- [What to do] Write out all the lines again, precisely as they stand, but without the images.

- [Stored records]
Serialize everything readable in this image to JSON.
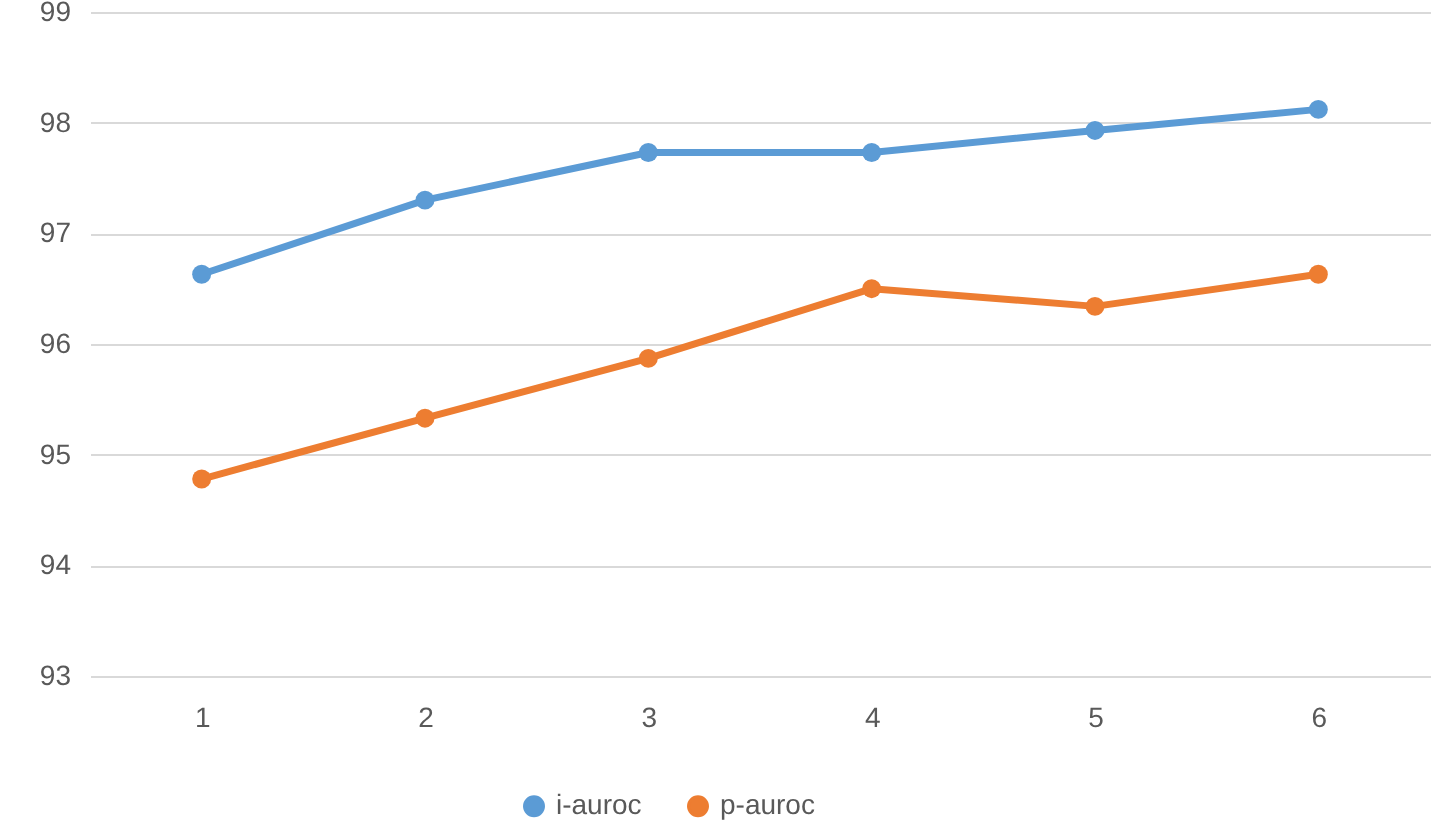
{
  "chart_data": {
    "type": "line",
    "categories": [
      "1",
      "2",
      "3",
      "4",
      "5",
      "6"
    ],
    "series": [
      {
        "name": "i-auroc",
        "color": "#5b9bd5",
        "values": [
          96.63,
          97.3,
          97.73,
          97.73,
          97.93,
          98.12
        ]
      },
      {
        "name": "p-auroc",
        "color": "#ed7d31",
        "values": [
          94.78,
          95.33,
          95.87,
          96.5,
          96.34,
          96.63
        ]
      }
    ],
    "ylim": [
      93,
      99
    ],
    "yticks": [
      93,
      94,
      95,
      96,
      97,
      98,
      99
    ],
    "grid": "y",
    "legend": "bottom",
    "marker": "circle",
    "line_style": "solid"
  }
}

- [Solution for this task]
Serialize everything readable in this image to JSON.
{
  "chart_data": {
    "type": "line",
    "categories": [
      "1",
      "2",
      "3",
      "4",
      "5",
      "6"
    ],
    "series": [
      {
        "name": "i-auroc",
        "color": "#5b9bd5",
        "values": [
          96.63,
          97.3,
          97.73,
          97.73,
          97.93,
          98.12
        ]
      },
      {
        "name": "p-auroc",
        "color": "#ed7d31",
        "values": [
          94.78,
          95.33,
          95.87,
          96.5,
          96.34,
          96.63
        ]
      }
    ],
    "ylim": [
      93,
      99
    ],
    "yticks": [
      93,
      94,
      95,
      96,
      97,
      98,
      99
    ],
    "grid": "y",
    "legend": "bottom",
    "marker": "circle",
    "line_style": "solid"
  }
}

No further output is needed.